What needs to be done —
Count only the lines of the records that hold "ratio", then give the number without any other words.

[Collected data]
—————
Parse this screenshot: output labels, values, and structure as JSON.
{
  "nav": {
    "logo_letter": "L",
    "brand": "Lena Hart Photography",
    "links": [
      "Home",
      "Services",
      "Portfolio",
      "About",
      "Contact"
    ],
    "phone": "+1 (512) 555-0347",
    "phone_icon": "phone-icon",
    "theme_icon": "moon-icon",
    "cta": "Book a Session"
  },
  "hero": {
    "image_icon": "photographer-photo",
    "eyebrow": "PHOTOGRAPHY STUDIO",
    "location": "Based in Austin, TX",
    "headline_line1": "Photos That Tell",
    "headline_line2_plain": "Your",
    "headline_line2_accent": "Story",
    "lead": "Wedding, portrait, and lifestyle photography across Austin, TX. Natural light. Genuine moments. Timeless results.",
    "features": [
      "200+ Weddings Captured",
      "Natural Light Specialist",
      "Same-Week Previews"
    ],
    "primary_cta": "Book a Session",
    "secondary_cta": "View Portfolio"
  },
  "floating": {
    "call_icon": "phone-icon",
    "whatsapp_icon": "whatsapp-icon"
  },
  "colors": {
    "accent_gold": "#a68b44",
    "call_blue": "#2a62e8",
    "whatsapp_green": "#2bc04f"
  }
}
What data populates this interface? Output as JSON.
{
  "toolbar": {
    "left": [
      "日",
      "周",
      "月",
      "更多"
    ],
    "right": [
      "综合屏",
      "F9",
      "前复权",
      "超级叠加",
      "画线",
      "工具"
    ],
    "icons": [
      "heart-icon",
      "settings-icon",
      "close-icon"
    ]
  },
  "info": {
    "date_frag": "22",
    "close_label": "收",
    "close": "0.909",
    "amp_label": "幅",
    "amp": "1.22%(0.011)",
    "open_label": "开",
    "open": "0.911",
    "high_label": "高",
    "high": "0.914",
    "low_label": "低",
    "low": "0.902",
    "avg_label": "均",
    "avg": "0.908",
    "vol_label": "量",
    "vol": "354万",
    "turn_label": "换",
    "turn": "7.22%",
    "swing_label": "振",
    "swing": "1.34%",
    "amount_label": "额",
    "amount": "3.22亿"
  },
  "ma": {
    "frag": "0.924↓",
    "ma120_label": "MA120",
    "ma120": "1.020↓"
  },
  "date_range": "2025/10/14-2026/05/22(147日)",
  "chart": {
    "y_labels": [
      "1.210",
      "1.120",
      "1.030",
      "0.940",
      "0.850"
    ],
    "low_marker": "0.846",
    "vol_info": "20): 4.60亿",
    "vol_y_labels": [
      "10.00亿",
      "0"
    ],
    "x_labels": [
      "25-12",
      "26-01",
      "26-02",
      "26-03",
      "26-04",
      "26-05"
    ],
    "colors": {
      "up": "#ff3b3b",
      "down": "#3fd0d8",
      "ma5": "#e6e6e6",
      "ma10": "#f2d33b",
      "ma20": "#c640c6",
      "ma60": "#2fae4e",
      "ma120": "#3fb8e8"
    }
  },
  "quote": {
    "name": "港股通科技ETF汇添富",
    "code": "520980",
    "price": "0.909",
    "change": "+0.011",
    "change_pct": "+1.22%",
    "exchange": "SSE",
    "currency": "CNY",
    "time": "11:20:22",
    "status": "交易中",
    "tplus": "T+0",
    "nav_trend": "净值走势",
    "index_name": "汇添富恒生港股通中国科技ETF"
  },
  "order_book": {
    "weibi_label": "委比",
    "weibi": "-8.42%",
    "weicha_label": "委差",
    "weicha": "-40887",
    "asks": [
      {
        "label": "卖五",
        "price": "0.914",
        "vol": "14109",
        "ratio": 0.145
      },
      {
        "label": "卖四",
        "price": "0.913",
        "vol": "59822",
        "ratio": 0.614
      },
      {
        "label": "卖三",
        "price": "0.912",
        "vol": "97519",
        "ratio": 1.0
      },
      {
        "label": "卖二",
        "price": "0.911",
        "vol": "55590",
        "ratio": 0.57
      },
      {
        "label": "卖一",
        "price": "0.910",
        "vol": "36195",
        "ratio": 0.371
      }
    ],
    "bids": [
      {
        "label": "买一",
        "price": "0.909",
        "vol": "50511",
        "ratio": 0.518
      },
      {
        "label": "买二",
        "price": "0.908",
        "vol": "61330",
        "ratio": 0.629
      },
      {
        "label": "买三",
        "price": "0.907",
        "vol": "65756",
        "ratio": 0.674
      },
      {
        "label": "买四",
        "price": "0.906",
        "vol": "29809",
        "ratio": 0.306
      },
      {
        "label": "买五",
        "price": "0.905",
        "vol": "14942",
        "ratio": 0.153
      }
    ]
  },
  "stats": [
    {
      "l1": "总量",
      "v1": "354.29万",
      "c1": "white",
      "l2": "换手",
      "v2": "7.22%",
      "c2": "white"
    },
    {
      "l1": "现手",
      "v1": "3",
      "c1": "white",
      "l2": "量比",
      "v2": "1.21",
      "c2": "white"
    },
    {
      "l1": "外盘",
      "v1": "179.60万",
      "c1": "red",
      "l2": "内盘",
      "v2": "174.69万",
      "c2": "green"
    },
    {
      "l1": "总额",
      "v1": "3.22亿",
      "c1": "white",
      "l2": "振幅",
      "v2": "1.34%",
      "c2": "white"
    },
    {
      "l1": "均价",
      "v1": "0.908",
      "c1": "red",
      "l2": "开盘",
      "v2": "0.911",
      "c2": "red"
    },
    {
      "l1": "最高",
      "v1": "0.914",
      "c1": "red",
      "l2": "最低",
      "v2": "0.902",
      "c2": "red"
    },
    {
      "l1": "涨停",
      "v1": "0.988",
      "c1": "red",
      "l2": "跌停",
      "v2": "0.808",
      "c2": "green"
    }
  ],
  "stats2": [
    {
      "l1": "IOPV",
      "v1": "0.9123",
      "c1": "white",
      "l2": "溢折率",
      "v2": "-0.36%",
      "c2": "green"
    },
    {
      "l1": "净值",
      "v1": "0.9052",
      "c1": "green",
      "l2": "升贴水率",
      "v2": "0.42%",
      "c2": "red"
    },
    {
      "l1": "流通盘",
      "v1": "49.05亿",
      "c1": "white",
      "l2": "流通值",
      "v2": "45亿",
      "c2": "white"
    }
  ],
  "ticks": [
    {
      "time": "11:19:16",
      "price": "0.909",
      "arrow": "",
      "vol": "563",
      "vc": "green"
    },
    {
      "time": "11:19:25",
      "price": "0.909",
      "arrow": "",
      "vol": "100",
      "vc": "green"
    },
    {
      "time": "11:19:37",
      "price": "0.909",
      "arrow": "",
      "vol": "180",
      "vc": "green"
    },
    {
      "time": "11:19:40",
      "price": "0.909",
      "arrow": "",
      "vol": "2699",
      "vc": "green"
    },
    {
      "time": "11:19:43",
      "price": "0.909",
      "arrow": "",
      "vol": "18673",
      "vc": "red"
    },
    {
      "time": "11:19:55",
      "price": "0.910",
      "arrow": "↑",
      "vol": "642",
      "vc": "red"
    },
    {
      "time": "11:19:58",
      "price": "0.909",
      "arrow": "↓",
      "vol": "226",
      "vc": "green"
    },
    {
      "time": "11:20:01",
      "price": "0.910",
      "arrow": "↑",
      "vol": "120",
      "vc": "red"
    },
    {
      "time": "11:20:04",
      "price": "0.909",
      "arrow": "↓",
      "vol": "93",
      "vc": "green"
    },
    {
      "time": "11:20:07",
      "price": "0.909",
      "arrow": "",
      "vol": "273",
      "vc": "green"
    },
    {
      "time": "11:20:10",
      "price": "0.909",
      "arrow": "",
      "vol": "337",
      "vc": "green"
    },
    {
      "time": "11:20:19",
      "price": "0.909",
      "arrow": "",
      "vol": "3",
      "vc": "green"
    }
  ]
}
—————
Response —
10